╭──

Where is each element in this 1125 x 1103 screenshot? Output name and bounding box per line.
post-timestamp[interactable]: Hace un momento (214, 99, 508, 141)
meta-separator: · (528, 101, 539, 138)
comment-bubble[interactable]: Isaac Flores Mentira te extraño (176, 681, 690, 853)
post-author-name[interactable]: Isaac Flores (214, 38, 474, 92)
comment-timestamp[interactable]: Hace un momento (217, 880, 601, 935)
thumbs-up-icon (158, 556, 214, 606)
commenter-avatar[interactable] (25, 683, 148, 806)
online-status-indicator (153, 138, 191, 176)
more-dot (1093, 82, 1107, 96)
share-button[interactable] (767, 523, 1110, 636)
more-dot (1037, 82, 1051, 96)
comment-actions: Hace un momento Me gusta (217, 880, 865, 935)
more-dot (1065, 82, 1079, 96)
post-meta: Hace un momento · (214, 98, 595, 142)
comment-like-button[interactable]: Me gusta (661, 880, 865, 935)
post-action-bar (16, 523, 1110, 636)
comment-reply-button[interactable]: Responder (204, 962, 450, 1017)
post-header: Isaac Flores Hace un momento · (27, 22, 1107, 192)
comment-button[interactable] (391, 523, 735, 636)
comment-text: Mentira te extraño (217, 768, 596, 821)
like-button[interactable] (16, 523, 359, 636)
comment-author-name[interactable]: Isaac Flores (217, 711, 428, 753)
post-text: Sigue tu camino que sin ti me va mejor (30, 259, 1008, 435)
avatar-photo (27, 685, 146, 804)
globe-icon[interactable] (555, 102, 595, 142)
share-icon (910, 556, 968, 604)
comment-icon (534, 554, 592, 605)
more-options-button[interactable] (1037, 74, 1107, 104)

╰──

* **TASK DETAILS**
Present the stretch from the start of the records through the line containing "more-dot (1093, 82, 1107, 96)" as a Markdown table with the columns No. and Text, numbering each row and omitting blank lines.

* **TASK RESULT**
| No. | Text |
|---|---|
| 1 | Where is each element in this 1125 x 1103 screenshot? Output name and bounding box per line. |
| 2 | post-timestamp[interactable]: Hace un momento (214, 99, 508, 141) |
| 3 | meta-separator: · (528, 101, 539, 138) |
| 4 | comment-bubble[interactable]: Isaac Flores Mentira te extraño (176, 681, 690, 853) |
| 5 | post-author-name[interactable]: Isaac Flores (214, 38, 474, 92) |
| 6 | comment-timestamp[interactable]: Hace un momento (217, 880, 601, 935) |
| 7 | thumbs-up-icon (158, 556, 214, 606) |
| 8 | commenter-avatar[interactable] (25, 683, 148, 806) |
| 9 | online-status-indicator (153, 138, 191, 176) |
| 10 | more-dot (1093, 82, 1107, 96) |